**Written exercise:** All of the records listed below should be retyped exactly.

**Dataset rows:**
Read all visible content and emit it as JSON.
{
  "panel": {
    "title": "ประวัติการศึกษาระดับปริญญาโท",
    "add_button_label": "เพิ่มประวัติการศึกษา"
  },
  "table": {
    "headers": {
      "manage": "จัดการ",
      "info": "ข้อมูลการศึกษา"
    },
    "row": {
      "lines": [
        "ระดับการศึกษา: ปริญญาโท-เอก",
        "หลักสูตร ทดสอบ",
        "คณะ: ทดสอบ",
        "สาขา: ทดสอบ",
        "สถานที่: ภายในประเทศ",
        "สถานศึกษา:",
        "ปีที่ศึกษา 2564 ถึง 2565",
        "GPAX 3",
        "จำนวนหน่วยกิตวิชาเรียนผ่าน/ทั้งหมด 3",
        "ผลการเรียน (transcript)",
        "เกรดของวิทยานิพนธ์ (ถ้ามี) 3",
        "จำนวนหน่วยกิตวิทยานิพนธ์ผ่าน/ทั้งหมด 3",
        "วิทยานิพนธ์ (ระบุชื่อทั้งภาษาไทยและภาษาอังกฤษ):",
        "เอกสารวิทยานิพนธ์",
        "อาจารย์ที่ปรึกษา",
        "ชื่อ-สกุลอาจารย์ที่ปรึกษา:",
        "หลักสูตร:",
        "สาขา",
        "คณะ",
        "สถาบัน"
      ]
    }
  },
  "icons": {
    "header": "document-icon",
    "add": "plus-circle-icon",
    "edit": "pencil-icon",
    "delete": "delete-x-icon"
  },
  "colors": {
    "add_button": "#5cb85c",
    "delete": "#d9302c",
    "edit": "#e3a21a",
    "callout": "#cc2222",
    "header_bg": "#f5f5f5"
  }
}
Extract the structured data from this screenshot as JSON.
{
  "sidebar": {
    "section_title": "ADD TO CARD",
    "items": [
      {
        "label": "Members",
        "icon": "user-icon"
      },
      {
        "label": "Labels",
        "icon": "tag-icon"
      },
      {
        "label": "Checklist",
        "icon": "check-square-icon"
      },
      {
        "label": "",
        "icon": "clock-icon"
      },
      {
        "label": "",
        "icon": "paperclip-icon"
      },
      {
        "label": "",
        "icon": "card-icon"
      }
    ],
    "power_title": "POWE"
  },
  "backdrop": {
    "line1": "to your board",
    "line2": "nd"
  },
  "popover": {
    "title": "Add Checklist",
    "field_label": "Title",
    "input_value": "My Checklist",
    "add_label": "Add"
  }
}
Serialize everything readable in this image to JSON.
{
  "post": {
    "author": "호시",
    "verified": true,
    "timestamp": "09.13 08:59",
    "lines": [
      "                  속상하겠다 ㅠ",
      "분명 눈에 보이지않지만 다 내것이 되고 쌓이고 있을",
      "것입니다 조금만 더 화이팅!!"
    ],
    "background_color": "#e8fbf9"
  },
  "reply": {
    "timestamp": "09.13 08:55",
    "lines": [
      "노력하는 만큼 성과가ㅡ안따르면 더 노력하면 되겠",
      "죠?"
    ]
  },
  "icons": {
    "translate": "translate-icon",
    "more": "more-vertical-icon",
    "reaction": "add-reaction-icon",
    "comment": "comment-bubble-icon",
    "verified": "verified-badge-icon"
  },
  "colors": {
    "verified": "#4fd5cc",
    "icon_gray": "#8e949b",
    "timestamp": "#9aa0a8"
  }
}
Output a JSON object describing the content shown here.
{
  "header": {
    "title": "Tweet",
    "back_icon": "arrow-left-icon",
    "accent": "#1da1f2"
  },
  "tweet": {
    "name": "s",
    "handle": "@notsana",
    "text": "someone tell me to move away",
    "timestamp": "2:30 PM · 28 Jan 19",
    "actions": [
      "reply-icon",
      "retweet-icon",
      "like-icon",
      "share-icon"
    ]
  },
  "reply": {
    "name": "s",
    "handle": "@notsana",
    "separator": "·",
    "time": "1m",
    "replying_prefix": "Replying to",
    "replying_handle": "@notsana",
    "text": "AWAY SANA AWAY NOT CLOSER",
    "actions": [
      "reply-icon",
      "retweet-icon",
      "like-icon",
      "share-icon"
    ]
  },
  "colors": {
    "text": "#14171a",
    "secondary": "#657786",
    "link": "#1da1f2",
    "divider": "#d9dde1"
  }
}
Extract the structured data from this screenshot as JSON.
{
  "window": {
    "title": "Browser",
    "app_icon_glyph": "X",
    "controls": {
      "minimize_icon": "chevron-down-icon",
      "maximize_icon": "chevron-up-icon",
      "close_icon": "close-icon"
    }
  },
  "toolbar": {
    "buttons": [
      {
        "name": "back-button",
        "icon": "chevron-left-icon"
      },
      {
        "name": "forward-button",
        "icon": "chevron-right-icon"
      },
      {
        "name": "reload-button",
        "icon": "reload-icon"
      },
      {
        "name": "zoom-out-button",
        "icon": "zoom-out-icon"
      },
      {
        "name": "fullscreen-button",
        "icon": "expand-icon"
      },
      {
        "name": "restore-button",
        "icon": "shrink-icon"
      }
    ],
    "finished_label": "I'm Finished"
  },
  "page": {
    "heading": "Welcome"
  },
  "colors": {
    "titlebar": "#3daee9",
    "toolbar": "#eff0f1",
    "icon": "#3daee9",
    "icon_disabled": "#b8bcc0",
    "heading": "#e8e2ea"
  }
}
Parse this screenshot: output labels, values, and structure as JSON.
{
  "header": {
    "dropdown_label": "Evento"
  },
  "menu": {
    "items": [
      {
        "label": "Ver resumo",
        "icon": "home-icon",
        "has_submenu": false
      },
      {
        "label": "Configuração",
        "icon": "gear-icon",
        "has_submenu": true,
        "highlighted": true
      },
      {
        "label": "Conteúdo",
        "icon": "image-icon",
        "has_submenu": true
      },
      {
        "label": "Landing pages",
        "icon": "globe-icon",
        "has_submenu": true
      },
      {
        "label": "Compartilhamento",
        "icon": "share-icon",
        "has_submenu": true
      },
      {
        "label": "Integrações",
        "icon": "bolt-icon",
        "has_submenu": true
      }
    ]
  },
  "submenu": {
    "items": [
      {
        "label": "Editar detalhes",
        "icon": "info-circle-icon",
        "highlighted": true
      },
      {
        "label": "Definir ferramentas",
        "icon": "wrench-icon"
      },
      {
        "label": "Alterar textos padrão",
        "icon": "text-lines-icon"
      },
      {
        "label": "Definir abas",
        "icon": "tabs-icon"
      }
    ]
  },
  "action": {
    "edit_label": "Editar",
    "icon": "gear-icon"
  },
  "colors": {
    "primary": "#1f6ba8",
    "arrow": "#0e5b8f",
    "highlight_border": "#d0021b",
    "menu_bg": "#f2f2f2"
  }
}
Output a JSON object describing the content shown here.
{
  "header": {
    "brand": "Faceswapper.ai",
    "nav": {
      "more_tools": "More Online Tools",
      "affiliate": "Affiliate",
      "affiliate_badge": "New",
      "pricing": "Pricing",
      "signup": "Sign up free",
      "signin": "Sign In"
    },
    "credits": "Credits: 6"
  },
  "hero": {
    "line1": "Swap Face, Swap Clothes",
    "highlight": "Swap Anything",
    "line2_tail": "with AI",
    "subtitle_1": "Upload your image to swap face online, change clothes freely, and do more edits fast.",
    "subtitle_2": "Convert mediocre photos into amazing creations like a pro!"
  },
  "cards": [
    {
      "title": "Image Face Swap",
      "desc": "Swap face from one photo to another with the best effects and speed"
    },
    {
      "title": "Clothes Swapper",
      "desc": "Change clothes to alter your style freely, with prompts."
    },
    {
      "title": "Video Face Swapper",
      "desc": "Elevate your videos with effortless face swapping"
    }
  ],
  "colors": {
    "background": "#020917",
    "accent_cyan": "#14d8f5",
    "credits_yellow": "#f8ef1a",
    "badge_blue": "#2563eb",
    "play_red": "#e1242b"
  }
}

**In response:**
Read all visible content and emit it as JSON.
{
  "panel": {
    "title": "ประวัติการศึกษาระดับปริญญาโท",
    "add_button_label": "เพิ่มประวัติการศึกษา"
  },
  "table": {
    "headers": {
      "manage": "จัดการ",
      "info": "ข้อมูลการศึกษา"
    },
    "row": {
      "lines": [
        "ระดับการศึกษา: ปริญญาโท-เอก",
        "หลักสูตร ทดสอบ",
        "คณะ: ทดสอบ",
        "สาขา: ทดสอบ",
        "สถานที่: ภายในประเทศ",
        "สถานศึกษา:",
        "ปีที่ศึกษา 2564 ถึง 2565",
        "GPAX 3",
        "จำนวนหน่วยกิตวิชาเรียนผ่าน/ทั้งหมด 3",
        "ผลการเรียน (transcript)",
        "เกรดของวิทยานิพนธ์ (ถ้ามี) 3",
        "จำนวนหน่วยกิตวิทยานิพนธ์ผ่าน/ทั้งหมด 3",
        "วิทยานิพนธ์ (ระบุชื่อทั้งภาษาไทยและภาษาอังกฤษ):",
        "เอกสารวิทยานิพนธ์",
        "อาจารย์ที่ปรึกษา",
        "ชื่อ-สกุลอาจารย์ที่ปรึกษา:",
        "หลักสูตร:",
        "สาขา",
        "คณะ",
        "สถาบัน"
      ]
    }
  },
  "icons": {
    "header": "document-icon",
    "add": "plus-circle-icon",
    "edit": "pencil-icon",
    "delete": "delete-x-icon"
  },
  "colors": {
    "add_button": "#5cb85c",
    "delete": "#d9302c",
    "edit": "#e3a21a",
    "callout": "#cc2222",
    "header_bg": "#f5f5f5"
  }
}
Extract the structured data from this screenshot as JSON.
{
  "sidebar": {
    "section_title": "ADD TO CARD",
    "items": [
      {
        "label": "Members",
        "icon": "user-icon"
      },
      {
        "label": "Labels",
        "icon": "tag-icon"
      },
      {
        "label": "Checklist",
        "icon": "check-square-icon"
      },
      {
        "label": "",
        "icon": "clock-icon"
      },
      {
        "label": "",
        "icon": "paperclip-icon"
      },
      {
        "label": "",
        "icon": "card-icon"
      }
    ],
    "power_title": "POWE"
  },
  "backdrop": {
    "line1": "to your board",
    "line2": "nd"
  },
  "popover": {
    "title": "Add Checklist",
    "field_label": "Title",
    "input_value": "My Checklist",
    "add_label": "Add"
  }
}
Serialize everything readable in this image to JSON.
{
  "post": {
    "author": "호시",
    "verified": true,
    "timestamp": "09.13 08:59",
    "lines": [
      "                  속상하겠다 ㅠ",
      "분명 눈에 보이지않지만 다 내것이 되고 쌓이고 있을",
      "것입니다 조금만 더 화이팅!!"
    ],
    "background_color": "#e8fbf9"
  },
  "reply": {
    "timestamp": "09.13 08:55",
    "lines": [
      "노력하는 만큼 성과가ㅡ안따르면 더 노력하면 되겠",
      "죠?"
    ]
  },
  "icons": {
    "translate": "translate-icon",
    "more": "more-vertical-icon",
    "reaction": "add-reaction-icon",
    "comment": "comment-bubble-icon",
    "verified": "verified-badge-icon"
  },
  "colors": {
    "verified": "#4fd5cc",
    "icon_gray": "#8e949b",
    "timestamp": "#9aa0a8"
  }
}
Output a JSON object describing the content shown here.
{
  "header": {
    "title": "Tweet",
    "back_icon": "arrow-left-icon",
    "accent": "#1da1f2"
  },
  "tweet": {
    "name": "s",
    "handle": "@notsana",
    "text": "someone tell me to move away",
    "timestamp": "2:30 PM · 28 Jan 19",
    "actions": [
      "reply-icon",
      "retweet-icon",
      "like-icon",
      "share-icon"
    ]
  },
  "reply": {
    "name": "s",
    "handle": "@notsana",
    "separator": "·",
    "time": "1m",
    "replying_prefix": "Replying to",
    "replying_handle": "@notsana",
    "text": "AWAY SANA AWAY NOT CLOSER",
    "actions": [
      "reply-icon",
      "retweet-icon",
      "like-icon",
      "share-icon"
    ]
  },
  "colors": {
    "text": "#14171a",
    "secondary": "#657786",
    "link": "#1da1f2",
    "divider": "#d9dde1"
  }
}
Extract the structured data from this screenshot as JSON.
{
  "window": {
    "title": "Browser",
    "app_icon_glyph": "X",
    "controls": {
      "minimize_icon": "chevron-down-icon",
      "maximize_icon": "chevron-up-icon",
      "close_icon": "close-icon"
    }
  },
  "toolbar": {
    "buttons": [
      {
        "name": "back-button",
        "icon": "chevron-left-icon"
      },
      {
        "name": "forward-button",
        "icon": "chevron-right-icon"
      },
      {
        "name": "reload-button",
        "icon": "reload-icon"
      },
      {
        "name": "zoom-out-button",
        "icon": "zoom-out-icon"
      },
      {
        "name": "fullscreen-button",
        "icon": "expand-icon"
      },
      {
        "name": "restore-button",
        "icon": "shrink-icon"
      }
    ],
    "finished_label": "I'm Finished"
  },
  "page": {
    "heading": "Welcome"
  },
  "colors": {
    "titlebar": "#3daee9",
    "toolbar": "#eff0f1",
    "icon": "#3daee9",
    "icon_disabled": "#b8bcc0",
    "heading": "#e8e2ea"
  }
}
Parse this screenshot: output labels, values, and structure as JSON.
{
  "header": {
    "dropdown_label": "Evento"
  },
  "menu": {
    "items": [
      {
        "label": "Ver resumo",
        "icon": "home-icon",
        "has_submenu": false
      },
      {
        "label": "Configuração",
        "icon": "gear-icon",
        "has_submenu": true,
        "highlighted": true
      },
      {
        "label": "Conteúdo",
        "icon": "image-icon",
        "has_submenu": true
      },
      {
        "label": "Landing pages",
        "icon": "globe-icon",
        "has_submenu": true
      },
      {
        "label": "Compartilhamento",
        "icon": "share-icon",
        "has_submenu": true
      },
      {
        "label": "Integrações",
        "icon": "bolt-icon",
        "has_submenu": true
      }
    ]
  },
  "submenu": {
    "items": [
      {
        "label": "Editar detalhes",
        "icon": "info-circle-icon",
        "highlighted": true
      },
      {
        "label": "Definir ferramentas",
        "icon": "wrench-icon"
      },
      {
        "label": "Alterar textos padrão",
        "icon": "text-lines-icon"
      },
      {
        "label": "Definir abas",
        "icon": "tabs-icon"
      }
    ]
  },
  "action": {
    "edit_label": "Editar",
    "icon": "gear-icon"
  },
  "colors": {
    "primary": "#1f6ba8",
    "arrow": "#0e5b8f",
    "highlight_border": "#d0021b",
    "menu_bg": "#f2f2f2"
  }
}
Output a JSON object describing the content shown here.
{
  "header": {
    "brand": "Faceswapper.ai",
    "nav": {
      "more_tools": "More Online Tools",
      "affiliate": "Affiliate",
      "affiliate_badge": "New",
      "pricing": "Pricing",
      "signup": "Sign up free",
      "signin": "Sign In"
    },
    "credits": "Credits: 6"
  },
  "hero": {
    "line1": "Swap Face, Swap Clothes",
    "highlight": "Swap Anything",
    "line2_tail": "with AI",
    "subtitle_1": "Upload your image to swap face online, change clothes freely, and do more edits fast.",
    "subtitle_2": "Convert mediocre photos into amazing creations like a pro!"
  },
  "cards": [
    {
      "title": "Image Face Swap",
      "desc": "Swap face from one photo to another with the best effects and speed"
    },
    {
      "title": "Clothes Swapper",
      "desc": "Change clothes to alter your style freely, with prompts."
    },
    {
      "title": "Video Face Swapper",
      "desc": "Elevate your videos with effortless face swapping"
    }
  ],
  "colors": {
    "background": "#020917",
    "accent_cyan": "#14d8f5",
    "credits_yellow": "#f8ef1a",
    "badge_blue": "#2563eb",
    "play_red": "#e1242b"
  }
}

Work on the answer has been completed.